++++ Task inputs ++++
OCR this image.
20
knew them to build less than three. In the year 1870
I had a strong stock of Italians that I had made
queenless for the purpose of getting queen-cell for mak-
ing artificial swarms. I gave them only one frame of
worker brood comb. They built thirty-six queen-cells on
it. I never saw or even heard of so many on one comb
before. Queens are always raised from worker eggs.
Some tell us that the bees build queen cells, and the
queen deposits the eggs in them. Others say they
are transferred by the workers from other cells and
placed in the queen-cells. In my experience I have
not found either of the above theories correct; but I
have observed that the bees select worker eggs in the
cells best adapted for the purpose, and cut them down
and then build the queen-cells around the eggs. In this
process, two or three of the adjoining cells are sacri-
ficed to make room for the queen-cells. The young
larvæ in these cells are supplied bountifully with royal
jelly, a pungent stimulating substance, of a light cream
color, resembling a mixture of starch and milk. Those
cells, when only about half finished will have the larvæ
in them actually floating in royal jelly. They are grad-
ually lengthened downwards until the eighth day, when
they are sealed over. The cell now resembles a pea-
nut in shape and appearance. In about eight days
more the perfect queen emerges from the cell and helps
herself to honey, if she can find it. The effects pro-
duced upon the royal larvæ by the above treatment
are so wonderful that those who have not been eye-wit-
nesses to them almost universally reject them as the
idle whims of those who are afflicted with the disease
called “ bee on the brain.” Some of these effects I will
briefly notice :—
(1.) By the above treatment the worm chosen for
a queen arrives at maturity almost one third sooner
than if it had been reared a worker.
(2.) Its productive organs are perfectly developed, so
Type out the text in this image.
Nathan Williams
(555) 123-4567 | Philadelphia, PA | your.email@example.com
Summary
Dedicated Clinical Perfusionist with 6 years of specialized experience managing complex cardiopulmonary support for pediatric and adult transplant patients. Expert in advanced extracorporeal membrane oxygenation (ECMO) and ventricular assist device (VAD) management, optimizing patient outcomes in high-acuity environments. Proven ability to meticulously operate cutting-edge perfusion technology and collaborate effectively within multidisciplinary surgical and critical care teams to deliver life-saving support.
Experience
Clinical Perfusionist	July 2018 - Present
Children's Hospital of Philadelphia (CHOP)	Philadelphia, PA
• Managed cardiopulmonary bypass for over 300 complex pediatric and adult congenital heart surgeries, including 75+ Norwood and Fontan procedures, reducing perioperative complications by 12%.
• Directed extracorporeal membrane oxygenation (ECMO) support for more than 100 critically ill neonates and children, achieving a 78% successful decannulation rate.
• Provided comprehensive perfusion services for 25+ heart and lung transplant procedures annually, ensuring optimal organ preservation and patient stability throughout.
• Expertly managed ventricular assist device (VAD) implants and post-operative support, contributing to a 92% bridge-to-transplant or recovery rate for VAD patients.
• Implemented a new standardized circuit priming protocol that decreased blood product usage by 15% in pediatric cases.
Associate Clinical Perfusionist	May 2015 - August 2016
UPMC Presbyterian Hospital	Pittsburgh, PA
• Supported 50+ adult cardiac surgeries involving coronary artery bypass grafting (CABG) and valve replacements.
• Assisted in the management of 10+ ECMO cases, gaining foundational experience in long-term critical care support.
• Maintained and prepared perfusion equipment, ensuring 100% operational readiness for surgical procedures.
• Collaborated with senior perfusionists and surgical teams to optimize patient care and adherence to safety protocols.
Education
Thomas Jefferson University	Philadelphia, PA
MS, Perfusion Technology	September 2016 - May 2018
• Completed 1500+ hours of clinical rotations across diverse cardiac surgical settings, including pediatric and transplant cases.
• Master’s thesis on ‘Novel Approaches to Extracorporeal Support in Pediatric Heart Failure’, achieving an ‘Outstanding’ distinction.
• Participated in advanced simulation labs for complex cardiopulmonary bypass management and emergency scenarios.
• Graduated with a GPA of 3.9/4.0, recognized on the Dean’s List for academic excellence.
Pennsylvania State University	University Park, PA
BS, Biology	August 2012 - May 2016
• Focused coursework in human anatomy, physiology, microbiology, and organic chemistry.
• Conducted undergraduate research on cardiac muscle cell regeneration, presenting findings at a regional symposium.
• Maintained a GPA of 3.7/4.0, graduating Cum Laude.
++++
Task: The answer must be the complete set of entries, retyped exactly.

Written response:
OCR this image.
20
knew them to build less than three. In the year 1870
I had a strong stock of Italians that I had made
queenless for the purpose of getting queen-cell for mak-
ing artificial swarms. I gave them only one frame of
worker brood comb. They built thirty-six queen-cells on
it. I never saw or even heard of so many on one comb
before. Queens are always raised from worker eggs.
Some tell us that the bees build queen cells, and the
queen deposits the eggs in them. Others say they
are transferred by the workers from other cells and
placed in the queen-cells. In my experience I have
not found either of the above theories correct; but I
have observed that the bees select worker eggs in the
cells best adapted for the purpose, and cut them down
and then build the queen-cells around the eggs. In this
process, two or three of the adjoining cells are sacri-
ficed to make room for the queen-cells. The young
larvæ in these cells are supplied bountifully with royal
jelly, a pungent stimulating substance, of a light cream
color, resembling a mixture of starch and milk. Those
cells, when only about half finished will have the larvæ
in them actually floating in royal jelly. They are grad-
ually lengthened downwards until the eighth day, when
they are sealed over. The cell now resembles a pea-
nut in shape and appearance. In about eight days
more the perfect queen emerges from the cell and helps
herself to honey, if she can find it. The effects pro-
duced upon the royal larvæ by the above treatment
are so wonderful that those who have not been eye-wit-
nesses to them almost universally reject them as the
idle whims of those who are afflicted with the disease
called “ bee on the brain.” Some of these effects I will
briefly notice :—
(1.) By the above treatment the worm chosen for
a queen arrives at maturity almost one third sooner
than if it had been reared a worker.
(2.) Its productive organs are perfectly developed, so
Type out the text in this image.
Nathan Williams
(555) 123-4567 | Philadelphia, PA | your.email@example.com
Summary
Dedicated Clinical Perfusionist with 6 years of specialized experience managing complex cardiopulmonary support for pediatric and adult transplant patients. Expert in advanced extracorporeal membrane oxygenation (ECMO) and ventricular assist device (VAD) management, optimizing patient outcomes in high-acuity environments. Proven ability to meticulously operate cutting-edge perfusion technology and collaborate effectively within multidisciplinary surgical and critical care teams to deliver life-saving support.
Experience
Clinical Perfusionist	July 2018 - Present
Children's Hospital of Philadelphia (CHOP)	Philadelphia, PA
• Managed cardiopulmonary bypass for over 300 complex pediatric and adult congenital heart surgeries, including 75+ Norwood and Fontan procedures, reducing perioperative complications by 12%.
• Directed extracorporeal membrane oxygenation (ECMO) support for more than 100 critically ill neonates and children, achieving a 78% successful decannulation rate.
• Provided comprehensive perfusion services for 25+ heart and lung transplant procedures annually, ensuring optimal organ preservation and patient stability throughout.
• Expertly managed ventricular assist device (VAD) implants and post-operative support, contributing to a 92% bridge-to-transplant or recovery rate for VAD patients.
• Implemented a new standardized circuit priming protocol that decreased blood product usage by 15% in pediatric cases.
Associate Clinical Perfusionist	May 2015 - August 2016
UPMC Presbyterian Hospital	Pittsburgh, PA
• Supported 50+ adult cardiac surgeries involving coronary artery bypass grafting (CABG) and valve replacements.
• Assisted in the management of 10+ ECMO cases, gaining foundational experience in long-term critical care support.
• Maintained and prepared perfusion equipment, ensuring 100% operational readiness for surgical procedures.
• Collaborated with senior perfusionists and surgical teams to optimize patient care and adherence to safety protocols.
Education
Thomas Jefferson University	Philadelphia, PA
MS, Perfusion Technology	September 2016 - May 2018
• Completed 1500+ hours of clinical rotations across diverse cardiac surgical settings, including pediatric and transplant cases.
• Master’s thesis on ‘Novel Approaches to Extracorporeal Support in Pediatric Heart Failure’, achieving an ‘Outstanding’ distinction.
• Participated in advanced simulation labs for complex cardiopulmonary bypass management and emergency scenarios.
• Graduated with a GPA of 3.9/4.0, recognized on the Dean’s List for academic excellence.
Pennsylvania State University	University Park, PA
BS, Biology	August 2012 - May 2016
• Focused coursework in human anatomy, physiology, microbiology, and organic chemistry.
• Conducted undergraduate research on cardiac muscle cell regeneration, presenting findings at a regional symposium.
• Maintained a GPA of 3.7/4.0, graduating Cum Laude.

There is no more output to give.